What is needed:
Reproduce every entry in the listing without alteration.

Dataset entries on figures:
START

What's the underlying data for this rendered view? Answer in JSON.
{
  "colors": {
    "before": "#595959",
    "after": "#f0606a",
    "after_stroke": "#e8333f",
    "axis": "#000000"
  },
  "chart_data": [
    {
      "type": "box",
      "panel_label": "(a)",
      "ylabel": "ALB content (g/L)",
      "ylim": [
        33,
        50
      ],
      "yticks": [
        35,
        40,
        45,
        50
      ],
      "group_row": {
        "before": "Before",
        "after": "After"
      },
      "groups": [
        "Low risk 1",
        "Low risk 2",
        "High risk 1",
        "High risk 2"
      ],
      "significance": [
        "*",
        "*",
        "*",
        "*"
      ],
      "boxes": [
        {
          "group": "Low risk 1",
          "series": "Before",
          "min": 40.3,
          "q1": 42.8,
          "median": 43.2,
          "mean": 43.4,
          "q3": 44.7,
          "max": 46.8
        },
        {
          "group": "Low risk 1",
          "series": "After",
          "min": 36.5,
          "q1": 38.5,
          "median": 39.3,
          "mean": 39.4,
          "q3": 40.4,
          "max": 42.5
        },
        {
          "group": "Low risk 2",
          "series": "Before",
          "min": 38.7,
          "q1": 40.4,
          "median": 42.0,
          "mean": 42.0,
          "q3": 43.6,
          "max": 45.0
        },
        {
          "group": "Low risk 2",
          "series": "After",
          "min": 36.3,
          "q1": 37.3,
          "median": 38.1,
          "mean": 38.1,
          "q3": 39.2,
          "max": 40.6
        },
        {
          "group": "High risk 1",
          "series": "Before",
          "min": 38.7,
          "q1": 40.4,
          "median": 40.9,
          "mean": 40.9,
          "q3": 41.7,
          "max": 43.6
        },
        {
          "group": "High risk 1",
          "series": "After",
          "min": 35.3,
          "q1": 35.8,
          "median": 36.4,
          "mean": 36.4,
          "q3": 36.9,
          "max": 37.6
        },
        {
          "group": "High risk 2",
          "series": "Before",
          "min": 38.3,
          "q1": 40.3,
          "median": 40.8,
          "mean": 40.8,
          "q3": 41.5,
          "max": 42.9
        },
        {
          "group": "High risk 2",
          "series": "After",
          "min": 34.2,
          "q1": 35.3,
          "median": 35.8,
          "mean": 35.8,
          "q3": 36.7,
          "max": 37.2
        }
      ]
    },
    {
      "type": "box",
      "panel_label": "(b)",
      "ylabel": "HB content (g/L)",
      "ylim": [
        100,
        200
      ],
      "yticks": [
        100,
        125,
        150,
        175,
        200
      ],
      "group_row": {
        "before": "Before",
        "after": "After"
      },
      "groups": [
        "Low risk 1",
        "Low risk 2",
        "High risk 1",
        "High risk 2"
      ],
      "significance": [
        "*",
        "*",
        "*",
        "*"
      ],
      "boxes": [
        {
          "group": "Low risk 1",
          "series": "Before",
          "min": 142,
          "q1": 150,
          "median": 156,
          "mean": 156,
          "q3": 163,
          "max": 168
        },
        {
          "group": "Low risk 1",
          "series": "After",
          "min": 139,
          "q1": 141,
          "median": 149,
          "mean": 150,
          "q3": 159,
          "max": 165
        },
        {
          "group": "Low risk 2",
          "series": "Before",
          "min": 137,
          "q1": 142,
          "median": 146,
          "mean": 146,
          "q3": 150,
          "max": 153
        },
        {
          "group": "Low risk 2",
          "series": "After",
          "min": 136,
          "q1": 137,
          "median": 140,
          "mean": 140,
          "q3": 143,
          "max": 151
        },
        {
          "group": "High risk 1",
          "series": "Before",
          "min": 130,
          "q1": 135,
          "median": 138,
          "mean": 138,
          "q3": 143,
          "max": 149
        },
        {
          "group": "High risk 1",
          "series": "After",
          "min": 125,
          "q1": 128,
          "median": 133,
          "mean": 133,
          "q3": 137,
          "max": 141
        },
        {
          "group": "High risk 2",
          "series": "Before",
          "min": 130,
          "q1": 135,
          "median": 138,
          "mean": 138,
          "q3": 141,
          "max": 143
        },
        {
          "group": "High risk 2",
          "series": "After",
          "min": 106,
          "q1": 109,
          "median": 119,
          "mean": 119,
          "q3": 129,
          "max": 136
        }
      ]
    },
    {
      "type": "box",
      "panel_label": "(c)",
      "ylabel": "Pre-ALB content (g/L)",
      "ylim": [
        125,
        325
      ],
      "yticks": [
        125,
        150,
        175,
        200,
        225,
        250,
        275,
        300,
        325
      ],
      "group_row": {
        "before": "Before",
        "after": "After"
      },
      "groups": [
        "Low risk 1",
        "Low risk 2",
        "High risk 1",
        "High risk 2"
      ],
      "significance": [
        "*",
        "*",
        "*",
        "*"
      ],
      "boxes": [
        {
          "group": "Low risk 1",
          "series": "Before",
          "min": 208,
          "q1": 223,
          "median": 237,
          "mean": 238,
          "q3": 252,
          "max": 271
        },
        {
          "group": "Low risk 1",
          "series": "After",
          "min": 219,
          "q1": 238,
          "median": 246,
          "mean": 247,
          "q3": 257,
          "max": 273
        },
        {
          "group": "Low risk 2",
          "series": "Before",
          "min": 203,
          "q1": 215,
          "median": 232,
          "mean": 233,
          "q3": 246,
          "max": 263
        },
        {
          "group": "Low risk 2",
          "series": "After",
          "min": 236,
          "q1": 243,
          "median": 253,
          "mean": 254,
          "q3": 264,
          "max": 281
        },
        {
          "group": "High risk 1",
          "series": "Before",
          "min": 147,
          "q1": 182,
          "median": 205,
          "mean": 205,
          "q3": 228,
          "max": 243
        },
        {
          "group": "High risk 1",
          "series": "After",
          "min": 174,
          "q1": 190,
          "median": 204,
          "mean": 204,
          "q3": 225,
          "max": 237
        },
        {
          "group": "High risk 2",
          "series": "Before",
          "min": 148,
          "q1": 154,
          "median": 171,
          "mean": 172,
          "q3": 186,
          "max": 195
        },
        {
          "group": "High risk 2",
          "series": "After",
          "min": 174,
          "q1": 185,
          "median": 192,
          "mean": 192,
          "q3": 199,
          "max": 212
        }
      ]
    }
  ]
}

END

Output for this task:
What's the underlying data for this rendered view? Answer in JSON.
{
  "colors": {
    "before": "#595959",
    "after": "#f0606a",
    "after_stroke": "#e8333f",
    "axis": "#000000"
  },
  "chart_data": [
    {
      "type": "box",
      "panel_label": "(a)",
      "ylabel": "ALB content (g/L)",
      "ylim": [
        33,
        50
      ],
      "yticks": [
        35,
        40,
        45,
        50
      ],
      "group_row": {
        "before": "Before",
        "after": "After"
      },
      "groups": [
        "Low risk 1",
        "Low risk 2",
        "High risk 1",
        "High risk 2"
      ],
      "significance": [
        "*",
        "*",
        "*",
        "*"
      ],
      "boxes": [
        {
          "group": "Low risk 1",
          "series": "Before",
          "min": 40.3,
          "q1": 42.8,
          "median": 43.2,
          "mean": 43.4,
          "q3": 44.7,
          "max": 46.8
        },
        {
          "group": "Low risk 1",
          "series": "After",
          "min": 36.5,
          "q1": 38.5,
          "median": 39.3,
          "mean": 39.4,
          "q3": 40.4,
          "max": 42.5
        },
        {
          "group": "Low risk 2",
          "series": "Before",
          "min": 38.7,
          "q1": 40.4,
          "median": 42.0,
          "mean": 42.0,
          "q3": 43.6,
          "max": 45.0
        },
        {
          "group": "Low risk 2",
          "series": "After",
          "min": 36.3,
          "q1": 37.3,
          "median": 38.1,
          "mean": 38.1,
          "q3": 39.2,
          "max": 40.6
        },
        {
          "group": "High risk 1",
          "series": "Before",
          "min": 38.7,
          "q1": 40.4,
          "median": 40.9,
          "mean": 40.9,
          "q3": 41.7,
          "max": 43.6
        },
        {
          "group": "High risk 1",
          "series": "After",
          "min": 35.3,
          "q1": 35.8,
          "median": 36.4,
          "mean": 36.4,
          "q3": 36.9,
          "max": 37.6
        },
        {
          "group": "High risk 2",
          "series": "Before",
          "min": 38.3,
          "q1": 40.3,
          "median": 40.8,
          "mean": 40.8,
          "q3": 41.5,
          "max": 42.9
        },
        {
          "group": "High risk 2",
          "series": "After",
          "min": 34.2,
          "q1": 35.3,
          "median": 35.8,
          "mean": 35.8,
          "q3": 36.7,
          "max": 37.2
        }
      ]
    },
    {
      "type": "box",
      "panel_label": "(b)",
      "ylabel": "HB content (g/L)",
      "ylim": [
        100,
        200
      ],
      "yticks": [
        100,
        125,
        150,
        175,
        200
      ],
      "group_row": {
        "before": "Before",
        "after": "After"
      },
      "groups": [
        "Low risk 1",
        "Low risk 2",
        "High risk 1",
        "High risk 2"
      ],
      "significance": [
        "*",
        "*",
        "*",
        "*"
      ],
      "boxes": [
        {
          "group": "Low risk 1",
          "series": "Before",
          "min": 142,
          "q1": 150,
          "median": 156,
          "mean": 156,
          "q3": 163,
          "max": 168
        },
        {
          "group": "Low risk 1",
          "series": "After",
          "min": 139,
          "q1": 141,
          "median": 149,
          "mean": 150,
          "q3": 159,
          "max": 165
        },
        {
          "group": "Low risk 2",
          "series": "Before",
          "min": 137,
          "q1": 142,
          "median": 146,
          "mean": 146,
          "q3": 150,
          "max": 153
        },
        {
          "group": "Low risk 2",
          "series": "After",
          "min": 136,
          "q1": 137,
          "median": 140,
          "mean": 140,
          "q3": 143,
          "max": 151
        },
        {
          "group": "High risk 1",
          "series": "Before",
          "min": 130,
          "q1": 135,
          "median": 138,
          "mean": 138,
          "q3": 143,
          "max": 149
        },
        {
          "group": "High risk 1",
          "series": "After",
          "min": 125,
          "q1": 128,
          "median": 133,
          "mean": 133,
          "q3": 137,
          "max": 141
        },
        {
          "group": "High risk 2",
          "series": "Before",
          "min": 130,
          "q1": 135,
          "median": 138,
          "mean": 138,
          "q3": 141,
          "max": 143
        },
        {
          "group": "High risk 2",
          "series": "After",
          "min": 106,
          "q1": 109,
          "median": 119,
          "mean": 119,
          "q3": 129,
          "max": 136
        }
      ]
    },
    {
      "type": "box",
      "panel_label": "(c)",
      "ylabel": "Pre-ALB content (g/L)",
      "ylim": [
        125,
        325
      ],
      "yticks": [
        125,
        150,
        175,
        200,
        225,
        250,
        275,
        300,
        325
      ],
      "group_row": {
        "before": "Before",
        "after": "After"
      },
      "groups": [
        "Low risk 1",
        "Low risk 2",
        "High risk 1",
        "High risk 2"
      ],
      "significance": [
        "*",
        "*",
        "*",
        "*"
      ],
      "boxes": [
        {
          "group": "Low risk 1",
          "series": "Before",
          "min": 208,
          "q1": 223,
          "median": 237,
          "mean": 238,
          "q3": 252,
          "max": 271
        },
        {
          "group": "Low risk 1",
          "series": "After",
          "min": 219,
          "q1": 238,
          "median": 246,
          "mean": 247,
          "q3": 257,
          "max": 273
        },
        {
          "group": "Low risk 2",
          "series": "Before",
          "min": 203,
          "q1": 215,
          "median": 232,
          "mean": 233,
          "q3": 246,
          "max": 263
        },
        {
          "group": "Low risk 2",
          "series": "After",
          "min": 236,
          "q1": 243,
          "median": 253,
          "mean": 254,
          "q3": 264,
          "max": 281
        },
        {
          "group": "High risk 1",
          "series": "Before",
          "min": 147,
          "q1": 182,
          "median": 205,
          "mean": 205,
          "q3": 228,
          "max": 243
        },
        {
          "group": "High risk 1",
          "series": "After",
          "min": 174,
          "q1": 190,
          "median": 204,
          "mean": 204,
          "q3": 225,
          "max": 237
        },
        {
          "group": "High risk 2",
          "series": "Before",
          "min": 148,
          "q1": 154,
          "median": 171,
          "mean": 172,
          "q3": 186,
          "max": 195
        },
        {
          "group": "High risk 2",
          "series": "After",
          "min": 174,
          "q1": 185,
          "median": 192,
          "mean": 192,
          "q3": 199,
          "max": 212
        }
      ]
    }
  ]
}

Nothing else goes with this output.